(Task to complete): Search the records for "жесткого" and copy each line that holds it.

(Input):
- - -

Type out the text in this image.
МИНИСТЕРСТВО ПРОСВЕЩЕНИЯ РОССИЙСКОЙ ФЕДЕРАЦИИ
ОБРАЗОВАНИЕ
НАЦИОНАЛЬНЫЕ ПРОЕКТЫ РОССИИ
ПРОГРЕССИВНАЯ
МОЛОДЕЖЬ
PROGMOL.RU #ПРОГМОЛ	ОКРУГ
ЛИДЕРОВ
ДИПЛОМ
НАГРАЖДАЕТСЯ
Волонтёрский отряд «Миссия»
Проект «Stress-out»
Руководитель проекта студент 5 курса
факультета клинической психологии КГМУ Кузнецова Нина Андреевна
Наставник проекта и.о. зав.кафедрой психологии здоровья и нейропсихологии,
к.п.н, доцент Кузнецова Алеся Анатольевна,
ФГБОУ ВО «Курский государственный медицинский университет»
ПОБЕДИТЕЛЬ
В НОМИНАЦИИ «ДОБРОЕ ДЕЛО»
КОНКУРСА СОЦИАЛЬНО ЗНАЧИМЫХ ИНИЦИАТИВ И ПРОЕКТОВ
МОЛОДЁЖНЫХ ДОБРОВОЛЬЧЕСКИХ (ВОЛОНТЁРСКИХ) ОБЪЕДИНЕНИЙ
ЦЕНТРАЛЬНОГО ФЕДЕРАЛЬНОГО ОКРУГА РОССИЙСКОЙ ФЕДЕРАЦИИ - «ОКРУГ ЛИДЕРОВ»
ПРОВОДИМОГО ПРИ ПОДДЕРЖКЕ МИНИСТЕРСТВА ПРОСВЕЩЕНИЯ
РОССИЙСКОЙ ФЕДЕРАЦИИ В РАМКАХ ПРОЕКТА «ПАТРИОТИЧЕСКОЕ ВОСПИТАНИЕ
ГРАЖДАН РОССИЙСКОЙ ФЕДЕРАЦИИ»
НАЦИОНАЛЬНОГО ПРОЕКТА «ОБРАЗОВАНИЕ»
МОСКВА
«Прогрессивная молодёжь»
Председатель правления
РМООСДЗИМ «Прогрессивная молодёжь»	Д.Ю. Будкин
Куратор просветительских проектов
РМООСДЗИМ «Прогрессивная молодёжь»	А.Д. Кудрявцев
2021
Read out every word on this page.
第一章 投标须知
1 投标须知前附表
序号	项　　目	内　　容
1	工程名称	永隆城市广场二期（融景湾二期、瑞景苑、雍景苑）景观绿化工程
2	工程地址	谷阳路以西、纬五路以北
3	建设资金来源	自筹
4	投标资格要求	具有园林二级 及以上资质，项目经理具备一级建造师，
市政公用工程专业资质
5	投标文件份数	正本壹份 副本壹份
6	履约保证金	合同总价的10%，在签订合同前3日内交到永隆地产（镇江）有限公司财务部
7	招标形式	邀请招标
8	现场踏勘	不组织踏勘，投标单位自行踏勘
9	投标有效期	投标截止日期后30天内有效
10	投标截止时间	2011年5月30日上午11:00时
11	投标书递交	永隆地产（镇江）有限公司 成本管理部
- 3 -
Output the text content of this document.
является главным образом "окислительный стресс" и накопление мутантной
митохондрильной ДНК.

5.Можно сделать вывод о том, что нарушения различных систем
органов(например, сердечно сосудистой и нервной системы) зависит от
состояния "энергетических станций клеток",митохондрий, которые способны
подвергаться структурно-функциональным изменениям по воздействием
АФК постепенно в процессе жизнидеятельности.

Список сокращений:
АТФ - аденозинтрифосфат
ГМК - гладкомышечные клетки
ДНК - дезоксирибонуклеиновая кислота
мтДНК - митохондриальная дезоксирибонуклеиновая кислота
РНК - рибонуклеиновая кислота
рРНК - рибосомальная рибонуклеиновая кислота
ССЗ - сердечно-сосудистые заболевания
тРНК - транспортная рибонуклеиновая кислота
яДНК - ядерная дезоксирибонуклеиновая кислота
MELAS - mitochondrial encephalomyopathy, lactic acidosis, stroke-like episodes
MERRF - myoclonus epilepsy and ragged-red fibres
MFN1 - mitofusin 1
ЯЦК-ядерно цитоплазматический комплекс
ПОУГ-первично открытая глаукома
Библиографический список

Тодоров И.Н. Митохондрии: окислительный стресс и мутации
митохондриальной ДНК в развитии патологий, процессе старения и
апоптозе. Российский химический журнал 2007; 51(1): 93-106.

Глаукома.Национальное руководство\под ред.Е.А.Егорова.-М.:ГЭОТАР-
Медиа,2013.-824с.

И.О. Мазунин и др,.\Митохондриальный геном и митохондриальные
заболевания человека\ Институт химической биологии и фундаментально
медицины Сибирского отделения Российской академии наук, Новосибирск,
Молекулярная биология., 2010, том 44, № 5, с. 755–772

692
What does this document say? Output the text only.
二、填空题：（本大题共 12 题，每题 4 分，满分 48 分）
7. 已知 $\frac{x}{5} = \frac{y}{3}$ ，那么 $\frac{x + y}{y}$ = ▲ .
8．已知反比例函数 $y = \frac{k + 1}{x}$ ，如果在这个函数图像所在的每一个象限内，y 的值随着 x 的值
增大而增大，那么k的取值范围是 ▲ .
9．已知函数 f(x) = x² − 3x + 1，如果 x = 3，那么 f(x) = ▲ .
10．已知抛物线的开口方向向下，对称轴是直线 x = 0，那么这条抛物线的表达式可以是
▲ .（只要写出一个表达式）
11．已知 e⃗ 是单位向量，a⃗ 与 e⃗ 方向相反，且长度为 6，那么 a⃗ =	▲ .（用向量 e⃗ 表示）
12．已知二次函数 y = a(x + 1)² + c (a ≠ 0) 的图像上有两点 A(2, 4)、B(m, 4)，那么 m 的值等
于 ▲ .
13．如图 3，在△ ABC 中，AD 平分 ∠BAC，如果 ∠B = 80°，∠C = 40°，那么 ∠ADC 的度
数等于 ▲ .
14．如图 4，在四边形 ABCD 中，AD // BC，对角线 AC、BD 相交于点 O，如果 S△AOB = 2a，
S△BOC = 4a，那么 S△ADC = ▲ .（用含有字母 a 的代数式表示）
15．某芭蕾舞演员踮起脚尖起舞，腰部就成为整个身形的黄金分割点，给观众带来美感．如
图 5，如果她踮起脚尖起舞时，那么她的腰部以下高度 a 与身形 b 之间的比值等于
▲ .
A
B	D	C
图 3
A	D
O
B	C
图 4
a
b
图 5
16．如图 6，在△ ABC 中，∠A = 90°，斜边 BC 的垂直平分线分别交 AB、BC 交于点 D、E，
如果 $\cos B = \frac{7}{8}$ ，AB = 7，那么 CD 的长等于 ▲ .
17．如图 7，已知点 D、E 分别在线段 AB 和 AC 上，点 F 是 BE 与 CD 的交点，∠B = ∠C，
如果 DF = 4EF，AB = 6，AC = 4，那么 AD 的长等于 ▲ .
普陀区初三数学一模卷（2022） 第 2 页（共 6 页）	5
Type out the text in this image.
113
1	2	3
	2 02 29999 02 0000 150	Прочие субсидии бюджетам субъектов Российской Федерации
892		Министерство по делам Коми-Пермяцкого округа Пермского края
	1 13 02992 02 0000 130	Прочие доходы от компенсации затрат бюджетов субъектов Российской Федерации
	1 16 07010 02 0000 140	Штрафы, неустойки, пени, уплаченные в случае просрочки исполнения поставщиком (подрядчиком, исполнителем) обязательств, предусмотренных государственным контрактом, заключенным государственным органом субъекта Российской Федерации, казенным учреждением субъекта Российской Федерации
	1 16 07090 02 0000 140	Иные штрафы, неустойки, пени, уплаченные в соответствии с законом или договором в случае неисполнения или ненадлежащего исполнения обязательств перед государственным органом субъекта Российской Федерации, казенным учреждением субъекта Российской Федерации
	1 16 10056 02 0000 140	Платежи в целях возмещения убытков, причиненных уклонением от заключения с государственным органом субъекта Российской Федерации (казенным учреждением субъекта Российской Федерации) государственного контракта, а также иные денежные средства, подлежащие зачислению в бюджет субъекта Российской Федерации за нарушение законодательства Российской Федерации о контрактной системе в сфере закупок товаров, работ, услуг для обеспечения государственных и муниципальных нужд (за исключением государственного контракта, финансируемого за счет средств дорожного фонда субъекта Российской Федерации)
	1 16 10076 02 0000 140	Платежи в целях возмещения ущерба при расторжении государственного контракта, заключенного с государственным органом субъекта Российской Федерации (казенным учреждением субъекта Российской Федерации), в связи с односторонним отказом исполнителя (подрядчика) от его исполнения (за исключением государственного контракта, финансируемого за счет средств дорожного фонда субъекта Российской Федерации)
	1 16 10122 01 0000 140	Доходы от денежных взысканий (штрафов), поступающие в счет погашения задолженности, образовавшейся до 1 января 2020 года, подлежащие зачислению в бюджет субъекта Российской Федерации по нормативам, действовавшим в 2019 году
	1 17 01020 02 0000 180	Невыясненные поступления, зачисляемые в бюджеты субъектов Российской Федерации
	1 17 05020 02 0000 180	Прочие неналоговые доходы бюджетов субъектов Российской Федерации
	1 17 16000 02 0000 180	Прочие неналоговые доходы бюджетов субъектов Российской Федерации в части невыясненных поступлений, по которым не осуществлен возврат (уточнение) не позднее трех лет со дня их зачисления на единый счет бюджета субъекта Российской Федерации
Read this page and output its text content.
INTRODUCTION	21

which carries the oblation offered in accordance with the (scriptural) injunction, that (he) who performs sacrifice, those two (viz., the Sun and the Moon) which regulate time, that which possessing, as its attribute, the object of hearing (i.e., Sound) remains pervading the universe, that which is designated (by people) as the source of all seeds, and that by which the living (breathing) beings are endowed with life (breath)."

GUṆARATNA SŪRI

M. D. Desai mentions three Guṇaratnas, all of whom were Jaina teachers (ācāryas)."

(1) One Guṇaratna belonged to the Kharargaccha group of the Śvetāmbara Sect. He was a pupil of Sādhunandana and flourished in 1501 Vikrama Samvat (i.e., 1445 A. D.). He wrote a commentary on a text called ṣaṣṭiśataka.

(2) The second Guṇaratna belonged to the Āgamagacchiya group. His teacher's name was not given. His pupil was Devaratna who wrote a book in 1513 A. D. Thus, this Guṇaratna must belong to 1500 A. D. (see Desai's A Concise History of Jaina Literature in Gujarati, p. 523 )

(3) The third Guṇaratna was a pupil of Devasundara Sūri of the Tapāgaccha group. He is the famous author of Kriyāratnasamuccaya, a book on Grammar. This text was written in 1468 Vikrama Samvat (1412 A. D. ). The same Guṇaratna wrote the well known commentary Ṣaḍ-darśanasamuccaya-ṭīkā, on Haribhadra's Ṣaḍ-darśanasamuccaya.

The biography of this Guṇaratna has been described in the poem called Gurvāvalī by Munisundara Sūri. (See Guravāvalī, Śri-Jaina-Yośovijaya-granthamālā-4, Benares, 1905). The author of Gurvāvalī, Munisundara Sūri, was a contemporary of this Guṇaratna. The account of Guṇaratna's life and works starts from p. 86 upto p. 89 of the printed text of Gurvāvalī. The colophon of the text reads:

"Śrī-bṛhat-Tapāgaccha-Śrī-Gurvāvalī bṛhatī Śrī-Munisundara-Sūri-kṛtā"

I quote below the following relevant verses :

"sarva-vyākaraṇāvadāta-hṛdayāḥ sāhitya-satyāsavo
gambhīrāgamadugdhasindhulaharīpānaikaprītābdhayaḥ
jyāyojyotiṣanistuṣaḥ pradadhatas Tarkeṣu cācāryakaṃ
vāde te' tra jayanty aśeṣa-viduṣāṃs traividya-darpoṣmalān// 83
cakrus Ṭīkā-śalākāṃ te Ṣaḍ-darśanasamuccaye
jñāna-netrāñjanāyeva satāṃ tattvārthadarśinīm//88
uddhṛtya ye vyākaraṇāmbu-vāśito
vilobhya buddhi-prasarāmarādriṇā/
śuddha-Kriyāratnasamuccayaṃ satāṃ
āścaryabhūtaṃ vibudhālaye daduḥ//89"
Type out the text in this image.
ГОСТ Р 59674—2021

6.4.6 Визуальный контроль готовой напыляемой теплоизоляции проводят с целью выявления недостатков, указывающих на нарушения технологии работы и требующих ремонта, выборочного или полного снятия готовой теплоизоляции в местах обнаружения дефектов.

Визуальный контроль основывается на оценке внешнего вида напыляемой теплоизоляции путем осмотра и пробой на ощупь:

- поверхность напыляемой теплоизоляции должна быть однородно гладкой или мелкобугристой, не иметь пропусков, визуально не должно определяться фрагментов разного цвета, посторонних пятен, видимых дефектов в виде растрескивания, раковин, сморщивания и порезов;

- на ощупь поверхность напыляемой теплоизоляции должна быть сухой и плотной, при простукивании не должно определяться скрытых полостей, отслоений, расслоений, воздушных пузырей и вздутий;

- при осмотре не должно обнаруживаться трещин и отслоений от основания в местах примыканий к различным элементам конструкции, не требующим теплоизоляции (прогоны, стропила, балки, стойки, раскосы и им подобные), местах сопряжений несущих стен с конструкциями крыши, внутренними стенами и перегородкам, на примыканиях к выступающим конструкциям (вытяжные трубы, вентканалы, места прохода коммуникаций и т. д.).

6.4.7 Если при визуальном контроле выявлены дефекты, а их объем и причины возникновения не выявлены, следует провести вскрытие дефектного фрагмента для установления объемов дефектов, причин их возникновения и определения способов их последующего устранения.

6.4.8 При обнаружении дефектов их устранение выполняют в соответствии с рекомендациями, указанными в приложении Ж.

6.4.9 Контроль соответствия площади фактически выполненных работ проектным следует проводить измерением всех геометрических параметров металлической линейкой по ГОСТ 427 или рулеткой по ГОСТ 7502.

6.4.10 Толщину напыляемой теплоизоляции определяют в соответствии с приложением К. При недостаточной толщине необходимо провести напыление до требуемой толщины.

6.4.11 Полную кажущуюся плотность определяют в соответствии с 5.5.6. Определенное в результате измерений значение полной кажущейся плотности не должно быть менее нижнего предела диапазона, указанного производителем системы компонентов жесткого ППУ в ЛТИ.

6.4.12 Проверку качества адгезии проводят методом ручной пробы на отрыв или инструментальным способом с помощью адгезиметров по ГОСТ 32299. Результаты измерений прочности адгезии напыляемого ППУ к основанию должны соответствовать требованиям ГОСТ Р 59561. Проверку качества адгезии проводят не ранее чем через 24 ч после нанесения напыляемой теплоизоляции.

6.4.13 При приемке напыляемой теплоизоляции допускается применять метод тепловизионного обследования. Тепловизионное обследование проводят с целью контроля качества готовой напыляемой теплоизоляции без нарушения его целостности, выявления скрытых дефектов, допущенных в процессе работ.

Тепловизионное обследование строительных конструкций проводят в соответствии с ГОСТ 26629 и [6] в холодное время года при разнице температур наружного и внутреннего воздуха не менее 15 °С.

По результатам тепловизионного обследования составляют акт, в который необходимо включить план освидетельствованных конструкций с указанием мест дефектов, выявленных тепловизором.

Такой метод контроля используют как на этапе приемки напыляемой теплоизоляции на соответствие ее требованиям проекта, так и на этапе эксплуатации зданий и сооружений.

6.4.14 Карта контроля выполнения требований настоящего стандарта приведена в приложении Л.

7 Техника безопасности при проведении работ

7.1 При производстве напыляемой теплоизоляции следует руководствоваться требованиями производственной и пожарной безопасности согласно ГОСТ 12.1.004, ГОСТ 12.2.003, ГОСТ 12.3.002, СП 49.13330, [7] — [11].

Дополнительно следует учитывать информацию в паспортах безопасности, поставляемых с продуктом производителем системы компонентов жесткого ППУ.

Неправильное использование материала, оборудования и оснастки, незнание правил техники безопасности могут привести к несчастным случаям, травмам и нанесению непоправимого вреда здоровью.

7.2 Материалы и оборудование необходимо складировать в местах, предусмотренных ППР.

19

- - -

(Task output):
6.4.11 Полную кажущуюся плотность определяют в соответствии с 5.5.6. Определенное в результате измерений значение полной кажущейся плотности не должно быть менее нижнего предела диапазона, указанного производителем системы компонентов жесткого ППУ в ЛТИ.
Дополнительно следует учитывать информацию в паспортах безопасности, поставляемых с продуктом производителем системы компонентов жесткого ППУ.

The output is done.